__Brief__:
Transcribe the full listing below exactly.

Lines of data
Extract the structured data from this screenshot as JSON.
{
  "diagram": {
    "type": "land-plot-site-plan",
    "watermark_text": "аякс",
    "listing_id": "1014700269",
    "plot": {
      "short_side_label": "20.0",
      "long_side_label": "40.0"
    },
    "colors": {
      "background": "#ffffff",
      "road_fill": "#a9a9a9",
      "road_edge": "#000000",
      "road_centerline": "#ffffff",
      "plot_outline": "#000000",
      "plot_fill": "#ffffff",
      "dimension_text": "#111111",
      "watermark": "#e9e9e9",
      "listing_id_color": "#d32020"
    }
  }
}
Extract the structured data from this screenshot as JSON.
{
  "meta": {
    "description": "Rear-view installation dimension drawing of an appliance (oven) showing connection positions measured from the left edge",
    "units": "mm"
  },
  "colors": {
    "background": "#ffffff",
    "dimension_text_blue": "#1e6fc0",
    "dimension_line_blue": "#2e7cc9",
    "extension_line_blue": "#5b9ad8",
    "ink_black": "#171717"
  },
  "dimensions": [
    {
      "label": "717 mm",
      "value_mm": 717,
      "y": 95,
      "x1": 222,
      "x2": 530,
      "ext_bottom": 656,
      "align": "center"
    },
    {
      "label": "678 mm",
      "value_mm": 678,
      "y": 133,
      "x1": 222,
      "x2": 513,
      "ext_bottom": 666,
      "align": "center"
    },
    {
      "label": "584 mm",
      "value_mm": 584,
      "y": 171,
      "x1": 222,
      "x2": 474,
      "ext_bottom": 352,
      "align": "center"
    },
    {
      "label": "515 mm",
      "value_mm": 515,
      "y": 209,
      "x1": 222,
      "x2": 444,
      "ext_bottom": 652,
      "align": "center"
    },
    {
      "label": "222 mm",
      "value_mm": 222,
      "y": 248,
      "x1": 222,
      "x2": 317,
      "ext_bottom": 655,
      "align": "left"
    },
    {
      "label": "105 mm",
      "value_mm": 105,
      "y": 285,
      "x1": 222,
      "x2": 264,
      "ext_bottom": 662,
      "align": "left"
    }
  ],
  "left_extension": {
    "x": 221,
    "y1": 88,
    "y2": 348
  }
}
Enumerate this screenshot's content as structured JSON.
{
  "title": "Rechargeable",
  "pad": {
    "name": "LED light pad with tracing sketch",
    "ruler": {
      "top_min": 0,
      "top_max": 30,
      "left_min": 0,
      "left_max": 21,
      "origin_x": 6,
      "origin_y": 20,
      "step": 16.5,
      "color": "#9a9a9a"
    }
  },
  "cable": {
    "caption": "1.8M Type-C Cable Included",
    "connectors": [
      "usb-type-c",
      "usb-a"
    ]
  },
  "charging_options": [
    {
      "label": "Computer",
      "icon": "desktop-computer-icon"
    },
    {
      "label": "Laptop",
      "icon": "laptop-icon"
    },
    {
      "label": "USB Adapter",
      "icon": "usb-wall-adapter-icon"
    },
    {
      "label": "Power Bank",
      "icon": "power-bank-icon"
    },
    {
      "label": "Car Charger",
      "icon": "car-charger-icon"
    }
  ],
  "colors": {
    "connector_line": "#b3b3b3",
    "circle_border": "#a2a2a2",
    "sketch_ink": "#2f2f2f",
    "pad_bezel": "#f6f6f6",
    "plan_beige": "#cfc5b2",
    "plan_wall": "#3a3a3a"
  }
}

__Task answer__:
Extract the structured data from this screenshot as JSON.
{
  "diagram": {
    "type": "land-plot-site-plan",
    "watermark_text": "аякс",
    "listing_id": "1014700269",
    "plot": {
      "short_side_label": "20.0",
      "long_side_label": "40.0"
    },
    "colors": {
      "background": "#ffffff",
      "road_fill": "#a9a9a9",
      "road_edge": "#000000",
      "road_centerline": "#ffffff",
      "plot_outline": "#000000",
      "plot_fill": "#ffffff",
      "dimension_text": "#111111",
      "watermark": "#e9e9e9",
      "listing_id_color": "#d32020"
    }
  }
}
Extract the structured data from this screenshot as JSON.
{
  "meta": {
    "description": "Rear-view installation dimension drawing of an appliance (oven) showing connection positions measured from the left edge",
    "units": "mm"
  },
  "colors": {
    "background": "#ffffff",
    "dimension_text_blue": "#1e6fc0",
    "dimension_line_blue": "#2e7cc9",
    "extension_line_blue": "#5b9ad8",
    "ink_black": "#171717"
  },
  "dimensions": [
    {
      "label": "717 mm",
      "value_mm": 717,
      "y": 95,
      "x1": 222,
      "x2": 530,
      "ext_bottom": 656,
      "align": "center"
    },
    {
      "label": "678 mm",
      "value_mm": 678,
      "y": 133,
      "x1": 222,
      "x2": 513,
      "ext_bottom": 666,
      "align": "center"
    },
    {
      "label": "584 mm",
      "value_mm": 584,
      "y": 171,
      "x1": 222,
      "x2": 474,
      "ext_bottom": 352,
      "align": "center"
    },
    {
      "label": "515 mm",
      "value_mm": 515,
      "y": 209,
      "x1": 222,
      "x2": 444,
      "ext_bottom": 652,
      "align": "center"
    },
    {
      "label": "222 mm",
      "value_mm": 222,
      "y": 248,
      "x1": 222,
      "x2": 317,
      "ext_bottom": 655,
      "align": "left"
    },
    {
      "label": "105 mm",
      "value_mm": 105,
      "y": 285,
      "x1": 222,
      "x2": 264,
      "ext_bottom": 662,
      "align": "left"
    }
  ],
  "left_extension": {
    "x": 221,
    "y1": 88,
    "y2": 348
  }
}
Enumerate this screenshot's content as structured JSON.
{
  "title": "Rechargeable",
  "pad": {
    "name": "LED light pad with tracing sketch",
    "ruler": {
      "top_min": 0,
      "top_max": 30,
      "left_min": 0,
      "left_max": 21,
      "origin_x": 6,
      "origin_y": 20,
      "step": 16.5,
      "color": "#9a9a9a"
    }
  },
  "cable": {
    "caption": "1.8M Type-C Cable Included",
    "connectors": [
      "usb-type-c",
      "usb-a"
    ]
  },
  "charging_options": [
    {
      "label": "Computer",
      "icon": "desktop-computer-icon"
    },
    {
      "label": "Laptop",
      "icon": "laptop-icon"
    },
    {
      "label": "USB Adapter",
      "icon": "usb-wall-adapter-icon"
    },
    {
      "label": "Power Bank",
      "icon": "power-bank-icon"
    },
    {
      "label": "Car Charger",
      "icon": "car-charger-icon"
    }
  ],
  "colors": {
    "connector_line": "#b3b3b3",
    "circle_border": "#a2a2a2",
    "sketch_ink": "#2f2f2f",
    "pad_bezel": "#f6f6f6",
    "plan_beige": "#cfc5b2",
    "plan_wall": "#3a3a3a"
  }
}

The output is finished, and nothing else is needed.